BEGIN
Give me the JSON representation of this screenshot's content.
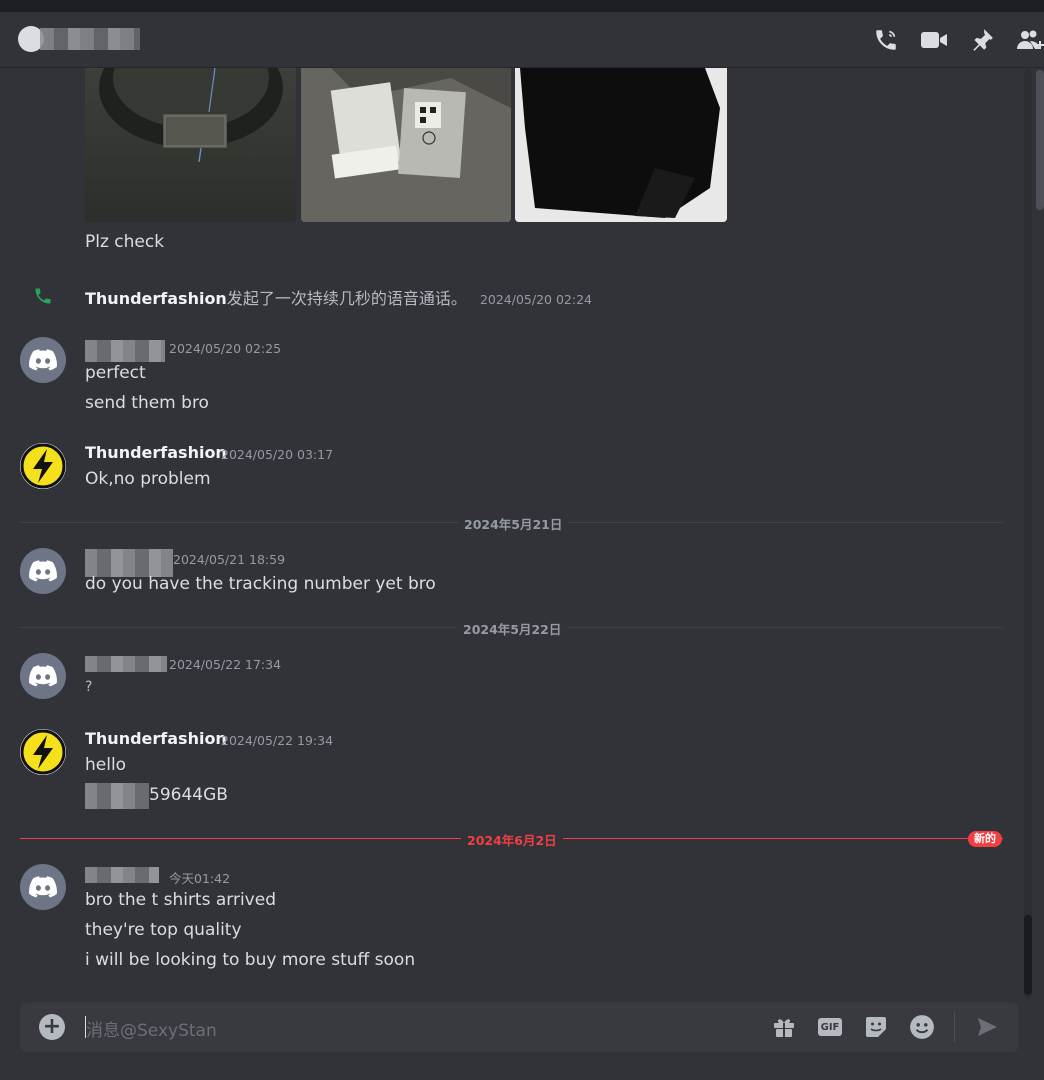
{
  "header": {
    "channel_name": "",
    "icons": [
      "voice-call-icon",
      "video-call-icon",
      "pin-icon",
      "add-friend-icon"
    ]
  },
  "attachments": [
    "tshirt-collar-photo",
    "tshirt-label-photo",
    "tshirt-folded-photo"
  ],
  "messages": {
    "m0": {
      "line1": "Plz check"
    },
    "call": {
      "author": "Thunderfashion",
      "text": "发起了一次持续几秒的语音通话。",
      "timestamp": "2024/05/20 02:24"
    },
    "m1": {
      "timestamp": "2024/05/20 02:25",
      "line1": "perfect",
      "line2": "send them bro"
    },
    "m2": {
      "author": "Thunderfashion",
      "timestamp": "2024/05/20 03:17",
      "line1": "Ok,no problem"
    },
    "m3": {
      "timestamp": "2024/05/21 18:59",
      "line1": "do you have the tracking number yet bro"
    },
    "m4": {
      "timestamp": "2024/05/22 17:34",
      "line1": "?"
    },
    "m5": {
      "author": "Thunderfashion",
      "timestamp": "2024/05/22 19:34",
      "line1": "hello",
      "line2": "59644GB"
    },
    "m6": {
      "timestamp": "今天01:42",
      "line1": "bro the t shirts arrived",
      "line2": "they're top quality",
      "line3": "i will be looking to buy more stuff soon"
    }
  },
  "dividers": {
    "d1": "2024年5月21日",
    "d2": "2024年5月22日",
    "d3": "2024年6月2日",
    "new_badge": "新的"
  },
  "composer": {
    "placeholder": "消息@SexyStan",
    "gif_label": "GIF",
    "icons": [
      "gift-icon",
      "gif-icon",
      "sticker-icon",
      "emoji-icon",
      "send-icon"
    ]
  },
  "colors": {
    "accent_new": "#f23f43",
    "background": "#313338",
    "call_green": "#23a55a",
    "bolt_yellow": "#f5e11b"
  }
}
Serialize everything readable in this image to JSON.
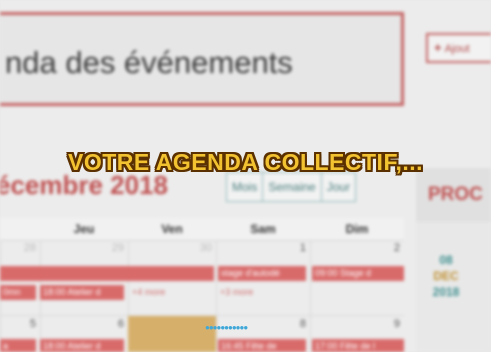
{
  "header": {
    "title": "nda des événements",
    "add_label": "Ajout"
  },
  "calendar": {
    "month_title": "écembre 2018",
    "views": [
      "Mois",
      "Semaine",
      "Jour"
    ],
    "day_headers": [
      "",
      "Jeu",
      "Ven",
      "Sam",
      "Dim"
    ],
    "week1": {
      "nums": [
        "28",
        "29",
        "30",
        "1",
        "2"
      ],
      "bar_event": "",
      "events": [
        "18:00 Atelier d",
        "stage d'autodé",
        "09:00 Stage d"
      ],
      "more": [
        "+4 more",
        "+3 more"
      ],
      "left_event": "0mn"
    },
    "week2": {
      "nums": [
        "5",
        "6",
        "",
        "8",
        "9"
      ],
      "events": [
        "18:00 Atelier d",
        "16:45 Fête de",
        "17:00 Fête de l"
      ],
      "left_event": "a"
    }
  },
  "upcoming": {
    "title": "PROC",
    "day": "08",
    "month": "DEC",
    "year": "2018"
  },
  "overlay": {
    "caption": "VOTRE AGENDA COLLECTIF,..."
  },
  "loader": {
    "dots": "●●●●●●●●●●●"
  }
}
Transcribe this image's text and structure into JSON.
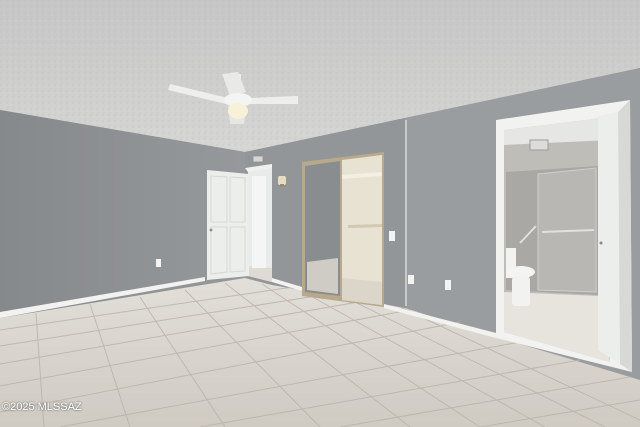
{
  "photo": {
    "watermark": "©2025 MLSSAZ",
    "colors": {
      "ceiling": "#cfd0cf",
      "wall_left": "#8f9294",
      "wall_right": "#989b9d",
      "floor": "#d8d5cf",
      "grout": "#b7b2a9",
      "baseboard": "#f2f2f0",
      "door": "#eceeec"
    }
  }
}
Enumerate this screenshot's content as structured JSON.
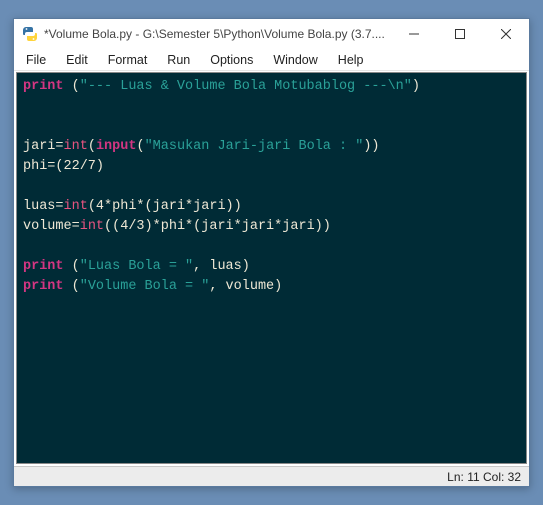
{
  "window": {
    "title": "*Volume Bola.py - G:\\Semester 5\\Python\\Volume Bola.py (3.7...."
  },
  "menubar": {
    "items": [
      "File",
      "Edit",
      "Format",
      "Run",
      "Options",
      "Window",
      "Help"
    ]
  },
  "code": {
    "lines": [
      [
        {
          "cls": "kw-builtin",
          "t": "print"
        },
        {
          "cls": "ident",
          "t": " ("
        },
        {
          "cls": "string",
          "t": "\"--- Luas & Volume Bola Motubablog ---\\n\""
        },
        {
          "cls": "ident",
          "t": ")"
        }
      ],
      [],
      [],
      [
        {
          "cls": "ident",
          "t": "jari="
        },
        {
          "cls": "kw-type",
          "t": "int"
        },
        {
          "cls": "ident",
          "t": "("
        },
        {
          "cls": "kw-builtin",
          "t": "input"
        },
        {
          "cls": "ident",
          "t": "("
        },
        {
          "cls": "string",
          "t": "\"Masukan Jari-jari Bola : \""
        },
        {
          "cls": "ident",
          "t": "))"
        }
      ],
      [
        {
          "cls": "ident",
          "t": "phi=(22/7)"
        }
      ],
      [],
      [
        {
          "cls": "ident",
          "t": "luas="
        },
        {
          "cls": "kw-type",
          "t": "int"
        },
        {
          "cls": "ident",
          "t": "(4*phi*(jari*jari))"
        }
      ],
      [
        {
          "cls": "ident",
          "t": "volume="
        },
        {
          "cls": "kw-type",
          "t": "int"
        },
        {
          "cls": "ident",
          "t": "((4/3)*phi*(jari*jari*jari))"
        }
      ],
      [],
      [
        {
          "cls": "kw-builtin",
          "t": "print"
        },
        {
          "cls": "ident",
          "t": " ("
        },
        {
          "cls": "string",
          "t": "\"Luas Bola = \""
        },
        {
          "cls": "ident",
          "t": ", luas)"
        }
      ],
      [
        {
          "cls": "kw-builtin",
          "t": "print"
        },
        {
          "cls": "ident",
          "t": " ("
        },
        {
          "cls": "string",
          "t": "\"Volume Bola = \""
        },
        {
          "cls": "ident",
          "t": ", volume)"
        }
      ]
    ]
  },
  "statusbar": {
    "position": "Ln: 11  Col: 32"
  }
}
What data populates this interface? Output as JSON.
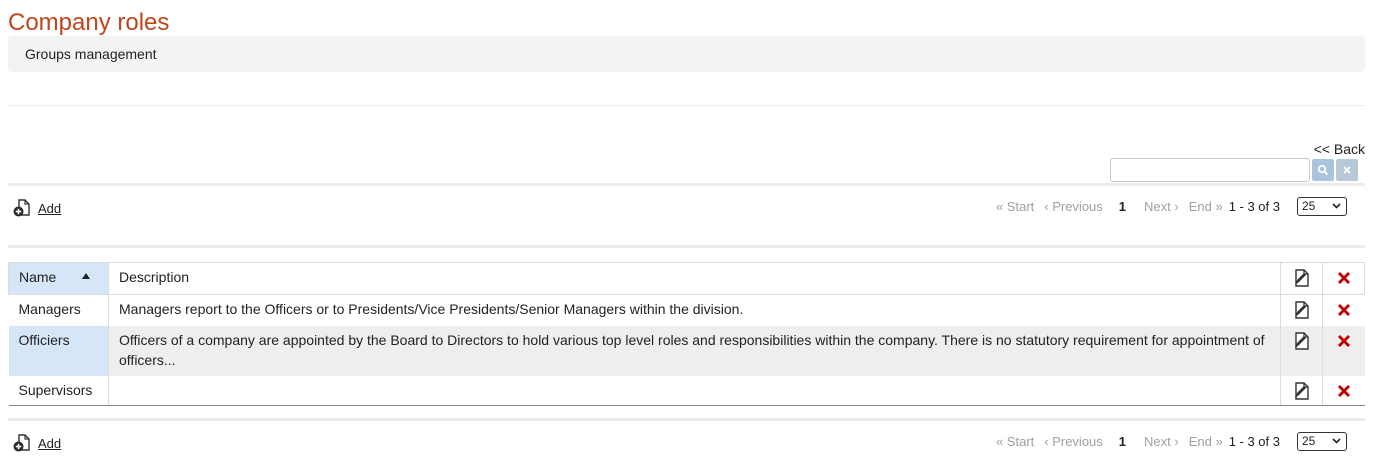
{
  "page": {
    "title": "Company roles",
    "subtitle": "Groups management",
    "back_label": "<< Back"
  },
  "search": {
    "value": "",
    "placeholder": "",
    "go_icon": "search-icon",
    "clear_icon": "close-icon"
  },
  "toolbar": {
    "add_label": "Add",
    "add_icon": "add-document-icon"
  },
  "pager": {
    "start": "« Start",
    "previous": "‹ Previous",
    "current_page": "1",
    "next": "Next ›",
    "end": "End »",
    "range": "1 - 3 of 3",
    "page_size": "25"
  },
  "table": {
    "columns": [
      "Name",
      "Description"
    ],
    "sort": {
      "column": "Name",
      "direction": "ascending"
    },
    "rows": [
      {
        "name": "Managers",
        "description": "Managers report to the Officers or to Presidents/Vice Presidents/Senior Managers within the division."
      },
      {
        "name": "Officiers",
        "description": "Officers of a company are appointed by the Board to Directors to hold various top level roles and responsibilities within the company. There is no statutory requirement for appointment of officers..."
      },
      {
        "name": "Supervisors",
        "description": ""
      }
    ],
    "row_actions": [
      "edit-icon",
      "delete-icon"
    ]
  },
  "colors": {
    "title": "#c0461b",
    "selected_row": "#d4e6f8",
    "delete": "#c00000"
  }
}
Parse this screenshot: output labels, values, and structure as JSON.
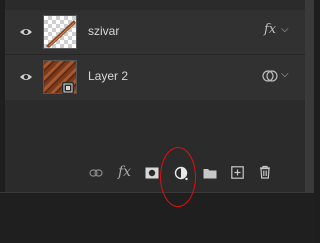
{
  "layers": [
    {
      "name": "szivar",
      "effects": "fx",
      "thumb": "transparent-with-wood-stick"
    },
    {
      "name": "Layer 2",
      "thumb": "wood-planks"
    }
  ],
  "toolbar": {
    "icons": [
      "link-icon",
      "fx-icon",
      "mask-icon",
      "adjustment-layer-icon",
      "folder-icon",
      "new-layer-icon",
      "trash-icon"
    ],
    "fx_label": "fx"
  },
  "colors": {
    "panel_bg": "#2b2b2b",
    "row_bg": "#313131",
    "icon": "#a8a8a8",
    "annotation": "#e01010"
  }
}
END
Stated exercise ▸ Filter the records, keeping only lines that contain "content", and show those lines.

Result of the task ▸
Give me the JSON representation of this screenshot's content.
Enumerate this screenshot's content as structured JSON.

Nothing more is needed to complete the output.